--- WHAT YOU SHOULD DO ---
Records follow. Select each line holding "name".

--- DATASET ROWS ---
-- -- --

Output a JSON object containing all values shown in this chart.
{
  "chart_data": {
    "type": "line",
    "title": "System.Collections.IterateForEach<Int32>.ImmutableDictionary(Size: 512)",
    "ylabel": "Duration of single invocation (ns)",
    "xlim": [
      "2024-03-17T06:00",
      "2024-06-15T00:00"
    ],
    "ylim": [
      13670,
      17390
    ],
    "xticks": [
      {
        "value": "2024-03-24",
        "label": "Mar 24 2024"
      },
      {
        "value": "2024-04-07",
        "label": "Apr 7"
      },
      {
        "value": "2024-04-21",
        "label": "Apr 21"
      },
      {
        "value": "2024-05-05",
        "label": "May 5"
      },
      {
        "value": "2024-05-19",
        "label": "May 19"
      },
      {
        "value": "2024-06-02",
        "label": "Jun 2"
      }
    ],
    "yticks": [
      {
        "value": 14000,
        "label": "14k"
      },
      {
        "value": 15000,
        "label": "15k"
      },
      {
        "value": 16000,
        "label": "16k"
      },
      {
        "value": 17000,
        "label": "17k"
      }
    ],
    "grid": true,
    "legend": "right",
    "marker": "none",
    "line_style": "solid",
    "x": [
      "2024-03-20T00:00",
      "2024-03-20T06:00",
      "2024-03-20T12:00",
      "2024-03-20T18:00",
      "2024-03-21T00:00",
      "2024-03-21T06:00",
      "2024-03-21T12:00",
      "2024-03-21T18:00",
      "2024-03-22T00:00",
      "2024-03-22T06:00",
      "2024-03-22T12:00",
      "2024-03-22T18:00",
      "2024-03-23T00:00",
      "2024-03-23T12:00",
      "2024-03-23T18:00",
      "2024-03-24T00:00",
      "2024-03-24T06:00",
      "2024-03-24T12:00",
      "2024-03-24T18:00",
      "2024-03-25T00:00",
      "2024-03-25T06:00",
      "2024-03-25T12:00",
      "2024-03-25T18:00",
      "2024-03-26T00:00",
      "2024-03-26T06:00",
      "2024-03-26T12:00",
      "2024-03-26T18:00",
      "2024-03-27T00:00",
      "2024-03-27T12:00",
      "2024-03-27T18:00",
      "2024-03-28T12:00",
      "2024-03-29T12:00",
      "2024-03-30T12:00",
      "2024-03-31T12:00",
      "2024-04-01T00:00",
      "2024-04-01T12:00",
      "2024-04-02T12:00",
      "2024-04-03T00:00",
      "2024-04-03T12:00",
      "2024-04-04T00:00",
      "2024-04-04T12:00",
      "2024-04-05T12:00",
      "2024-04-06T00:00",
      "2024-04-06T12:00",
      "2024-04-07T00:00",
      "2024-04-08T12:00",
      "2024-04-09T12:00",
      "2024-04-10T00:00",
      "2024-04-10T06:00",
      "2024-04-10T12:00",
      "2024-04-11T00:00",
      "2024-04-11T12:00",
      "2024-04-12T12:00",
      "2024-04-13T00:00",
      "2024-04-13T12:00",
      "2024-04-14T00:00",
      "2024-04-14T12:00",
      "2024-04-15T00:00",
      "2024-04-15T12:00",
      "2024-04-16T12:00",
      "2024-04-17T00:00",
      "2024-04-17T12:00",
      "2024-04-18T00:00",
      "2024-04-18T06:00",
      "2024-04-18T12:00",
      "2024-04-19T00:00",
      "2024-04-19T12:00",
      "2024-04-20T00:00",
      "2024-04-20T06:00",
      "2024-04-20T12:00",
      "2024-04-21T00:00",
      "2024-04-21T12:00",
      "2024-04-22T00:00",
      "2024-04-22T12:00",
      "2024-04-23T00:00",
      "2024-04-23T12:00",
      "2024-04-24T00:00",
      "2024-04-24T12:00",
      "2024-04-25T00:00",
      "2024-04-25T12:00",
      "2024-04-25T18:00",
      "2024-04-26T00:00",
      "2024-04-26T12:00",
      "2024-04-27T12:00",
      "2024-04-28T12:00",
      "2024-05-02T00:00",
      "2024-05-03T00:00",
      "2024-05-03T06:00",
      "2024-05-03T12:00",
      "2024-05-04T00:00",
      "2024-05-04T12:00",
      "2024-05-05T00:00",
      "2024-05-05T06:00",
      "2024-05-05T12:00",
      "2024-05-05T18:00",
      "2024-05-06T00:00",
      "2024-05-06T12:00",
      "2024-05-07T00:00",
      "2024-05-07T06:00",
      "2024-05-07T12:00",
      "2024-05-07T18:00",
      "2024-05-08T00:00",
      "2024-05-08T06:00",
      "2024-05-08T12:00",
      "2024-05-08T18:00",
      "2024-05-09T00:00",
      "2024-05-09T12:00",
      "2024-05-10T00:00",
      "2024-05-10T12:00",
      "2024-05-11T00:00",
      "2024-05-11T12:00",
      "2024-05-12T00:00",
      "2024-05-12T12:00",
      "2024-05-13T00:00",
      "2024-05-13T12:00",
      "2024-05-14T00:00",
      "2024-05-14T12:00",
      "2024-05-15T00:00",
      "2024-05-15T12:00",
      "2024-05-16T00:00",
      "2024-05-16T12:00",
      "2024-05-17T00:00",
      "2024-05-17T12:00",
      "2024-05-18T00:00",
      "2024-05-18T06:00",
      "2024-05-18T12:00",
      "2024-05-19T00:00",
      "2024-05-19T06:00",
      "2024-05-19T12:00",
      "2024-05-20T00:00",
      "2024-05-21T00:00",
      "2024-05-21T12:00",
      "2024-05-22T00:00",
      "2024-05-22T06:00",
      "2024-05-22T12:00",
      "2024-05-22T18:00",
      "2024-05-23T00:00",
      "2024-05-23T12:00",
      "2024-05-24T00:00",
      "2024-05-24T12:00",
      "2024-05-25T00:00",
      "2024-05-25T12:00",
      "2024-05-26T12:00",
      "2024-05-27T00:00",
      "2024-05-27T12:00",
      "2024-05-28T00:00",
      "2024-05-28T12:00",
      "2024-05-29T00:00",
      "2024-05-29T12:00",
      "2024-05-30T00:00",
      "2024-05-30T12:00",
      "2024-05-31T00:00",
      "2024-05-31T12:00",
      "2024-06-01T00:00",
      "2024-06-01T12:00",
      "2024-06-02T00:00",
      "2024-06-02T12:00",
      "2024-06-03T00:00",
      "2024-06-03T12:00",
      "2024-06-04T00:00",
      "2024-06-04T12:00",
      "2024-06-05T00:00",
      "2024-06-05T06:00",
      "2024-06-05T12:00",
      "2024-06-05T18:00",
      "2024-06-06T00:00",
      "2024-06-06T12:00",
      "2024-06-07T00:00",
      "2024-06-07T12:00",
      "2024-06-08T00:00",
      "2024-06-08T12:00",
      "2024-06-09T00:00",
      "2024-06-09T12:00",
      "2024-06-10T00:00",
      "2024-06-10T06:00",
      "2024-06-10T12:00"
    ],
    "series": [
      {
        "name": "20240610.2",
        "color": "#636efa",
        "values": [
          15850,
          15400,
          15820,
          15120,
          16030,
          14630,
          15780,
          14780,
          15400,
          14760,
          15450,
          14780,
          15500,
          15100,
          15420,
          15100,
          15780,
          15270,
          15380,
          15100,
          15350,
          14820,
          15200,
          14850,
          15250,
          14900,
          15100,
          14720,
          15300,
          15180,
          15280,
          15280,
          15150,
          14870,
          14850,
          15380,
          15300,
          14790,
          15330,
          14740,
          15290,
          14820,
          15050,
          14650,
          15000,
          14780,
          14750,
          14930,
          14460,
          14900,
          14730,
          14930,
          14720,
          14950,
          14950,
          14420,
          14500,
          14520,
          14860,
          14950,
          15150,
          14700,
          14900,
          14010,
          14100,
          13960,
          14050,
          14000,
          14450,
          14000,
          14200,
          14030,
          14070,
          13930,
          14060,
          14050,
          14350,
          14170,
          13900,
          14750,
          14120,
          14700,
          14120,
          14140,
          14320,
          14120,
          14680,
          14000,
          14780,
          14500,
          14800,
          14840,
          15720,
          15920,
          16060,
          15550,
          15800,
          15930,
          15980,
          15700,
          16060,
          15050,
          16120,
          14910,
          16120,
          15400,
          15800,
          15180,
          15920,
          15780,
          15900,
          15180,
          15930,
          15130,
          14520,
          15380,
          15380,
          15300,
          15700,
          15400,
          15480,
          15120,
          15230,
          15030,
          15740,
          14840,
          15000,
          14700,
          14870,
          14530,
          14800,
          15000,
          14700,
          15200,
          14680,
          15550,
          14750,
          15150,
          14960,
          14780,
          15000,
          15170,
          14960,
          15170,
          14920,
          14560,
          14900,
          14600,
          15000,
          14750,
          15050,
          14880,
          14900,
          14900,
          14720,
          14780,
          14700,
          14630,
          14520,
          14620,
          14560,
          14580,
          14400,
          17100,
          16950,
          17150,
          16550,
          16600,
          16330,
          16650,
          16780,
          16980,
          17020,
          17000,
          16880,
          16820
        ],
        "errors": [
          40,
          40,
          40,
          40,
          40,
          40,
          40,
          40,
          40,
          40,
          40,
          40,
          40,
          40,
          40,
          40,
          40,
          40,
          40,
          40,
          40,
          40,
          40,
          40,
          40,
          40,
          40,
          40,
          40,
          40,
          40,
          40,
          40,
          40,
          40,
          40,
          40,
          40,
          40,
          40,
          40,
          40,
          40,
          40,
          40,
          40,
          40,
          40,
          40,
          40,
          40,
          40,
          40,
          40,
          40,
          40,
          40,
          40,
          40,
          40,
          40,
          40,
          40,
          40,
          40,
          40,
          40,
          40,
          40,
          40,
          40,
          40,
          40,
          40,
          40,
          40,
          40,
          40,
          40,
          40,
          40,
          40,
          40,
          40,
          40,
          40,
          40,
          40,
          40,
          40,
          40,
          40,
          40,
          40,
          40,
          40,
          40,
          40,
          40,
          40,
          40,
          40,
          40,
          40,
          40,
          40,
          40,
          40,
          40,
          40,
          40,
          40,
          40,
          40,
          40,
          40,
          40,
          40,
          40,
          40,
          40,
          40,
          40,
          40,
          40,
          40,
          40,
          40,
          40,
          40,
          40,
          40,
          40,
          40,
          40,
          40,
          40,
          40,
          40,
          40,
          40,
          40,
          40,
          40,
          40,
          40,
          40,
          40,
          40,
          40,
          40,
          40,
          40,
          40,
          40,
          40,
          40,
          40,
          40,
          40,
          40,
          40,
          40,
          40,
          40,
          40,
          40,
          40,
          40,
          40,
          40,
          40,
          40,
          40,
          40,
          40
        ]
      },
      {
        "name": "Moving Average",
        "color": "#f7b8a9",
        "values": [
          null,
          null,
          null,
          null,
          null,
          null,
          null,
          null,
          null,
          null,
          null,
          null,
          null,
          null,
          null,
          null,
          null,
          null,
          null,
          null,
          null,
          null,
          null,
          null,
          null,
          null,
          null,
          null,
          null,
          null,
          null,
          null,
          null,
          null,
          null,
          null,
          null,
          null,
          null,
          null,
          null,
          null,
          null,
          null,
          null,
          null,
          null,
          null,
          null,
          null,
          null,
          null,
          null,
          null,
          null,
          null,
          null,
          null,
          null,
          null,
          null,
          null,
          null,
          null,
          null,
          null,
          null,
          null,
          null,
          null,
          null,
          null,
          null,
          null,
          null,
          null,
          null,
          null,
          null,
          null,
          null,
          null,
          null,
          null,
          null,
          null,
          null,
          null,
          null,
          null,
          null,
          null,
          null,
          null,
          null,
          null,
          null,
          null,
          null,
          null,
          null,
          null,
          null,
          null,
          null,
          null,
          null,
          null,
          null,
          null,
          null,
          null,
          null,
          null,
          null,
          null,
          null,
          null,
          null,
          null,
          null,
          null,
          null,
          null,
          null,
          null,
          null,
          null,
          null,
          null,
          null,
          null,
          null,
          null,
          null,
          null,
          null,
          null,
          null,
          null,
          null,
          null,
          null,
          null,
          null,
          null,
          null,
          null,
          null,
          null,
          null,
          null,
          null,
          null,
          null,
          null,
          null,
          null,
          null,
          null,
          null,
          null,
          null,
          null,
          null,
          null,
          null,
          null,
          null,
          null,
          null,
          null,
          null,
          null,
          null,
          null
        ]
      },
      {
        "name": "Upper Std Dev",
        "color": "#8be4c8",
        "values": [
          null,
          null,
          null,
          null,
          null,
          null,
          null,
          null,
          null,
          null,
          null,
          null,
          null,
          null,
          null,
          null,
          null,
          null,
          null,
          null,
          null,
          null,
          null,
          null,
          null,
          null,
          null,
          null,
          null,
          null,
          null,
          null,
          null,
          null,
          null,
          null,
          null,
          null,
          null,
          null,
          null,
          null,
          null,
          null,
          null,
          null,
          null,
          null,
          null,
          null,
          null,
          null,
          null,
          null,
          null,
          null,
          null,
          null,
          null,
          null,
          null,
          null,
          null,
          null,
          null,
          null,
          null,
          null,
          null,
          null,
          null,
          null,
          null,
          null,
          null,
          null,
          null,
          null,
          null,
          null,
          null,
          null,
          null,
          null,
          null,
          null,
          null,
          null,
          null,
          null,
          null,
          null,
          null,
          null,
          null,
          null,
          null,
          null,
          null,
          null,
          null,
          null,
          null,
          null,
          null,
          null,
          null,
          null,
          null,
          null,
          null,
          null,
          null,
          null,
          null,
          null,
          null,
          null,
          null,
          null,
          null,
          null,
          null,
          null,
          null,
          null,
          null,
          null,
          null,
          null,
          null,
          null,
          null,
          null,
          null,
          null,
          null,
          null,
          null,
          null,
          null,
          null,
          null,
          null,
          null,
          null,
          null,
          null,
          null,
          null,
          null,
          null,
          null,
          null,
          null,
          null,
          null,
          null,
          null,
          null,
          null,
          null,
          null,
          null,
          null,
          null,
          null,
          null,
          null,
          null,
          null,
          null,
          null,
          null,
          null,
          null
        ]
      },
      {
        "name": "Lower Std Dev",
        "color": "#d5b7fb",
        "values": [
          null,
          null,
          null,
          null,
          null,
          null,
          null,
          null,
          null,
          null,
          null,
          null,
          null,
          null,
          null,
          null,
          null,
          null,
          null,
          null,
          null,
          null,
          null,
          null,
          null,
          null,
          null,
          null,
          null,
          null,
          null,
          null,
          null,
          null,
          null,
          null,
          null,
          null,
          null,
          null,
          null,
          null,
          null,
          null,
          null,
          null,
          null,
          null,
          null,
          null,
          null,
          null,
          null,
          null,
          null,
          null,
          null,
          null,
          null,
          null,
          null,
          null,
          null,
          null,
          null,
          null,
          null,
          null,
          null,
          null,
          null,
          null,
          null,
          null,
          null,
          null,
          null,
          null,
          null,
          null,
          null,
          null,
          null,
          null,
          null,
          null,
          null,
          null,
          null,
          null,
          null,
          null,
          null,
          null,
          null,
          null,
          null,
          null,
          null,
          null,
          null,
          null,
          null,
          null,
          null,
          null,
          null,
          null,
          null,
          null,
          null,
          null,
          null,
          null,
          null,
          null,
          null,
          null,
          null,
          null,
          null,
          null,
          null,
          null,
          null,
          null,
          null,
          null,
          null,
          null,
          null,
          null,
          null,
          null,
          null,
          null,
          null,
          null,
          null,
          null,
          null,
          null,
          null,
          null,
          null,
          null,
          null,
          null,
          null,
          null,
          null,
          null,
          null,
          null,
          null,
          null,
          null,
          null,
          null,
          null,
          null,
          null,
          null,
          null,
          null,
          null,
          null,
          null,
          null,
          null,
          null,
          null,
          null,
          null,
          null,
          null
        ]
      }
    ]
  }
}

-- -- --

--- RESPONSE TO THE TASK ---
        "name": "20240610.2",
        "name": "Moving Average",
        "name": "Upper Std Dev",
        "name": "Lower Std Dev",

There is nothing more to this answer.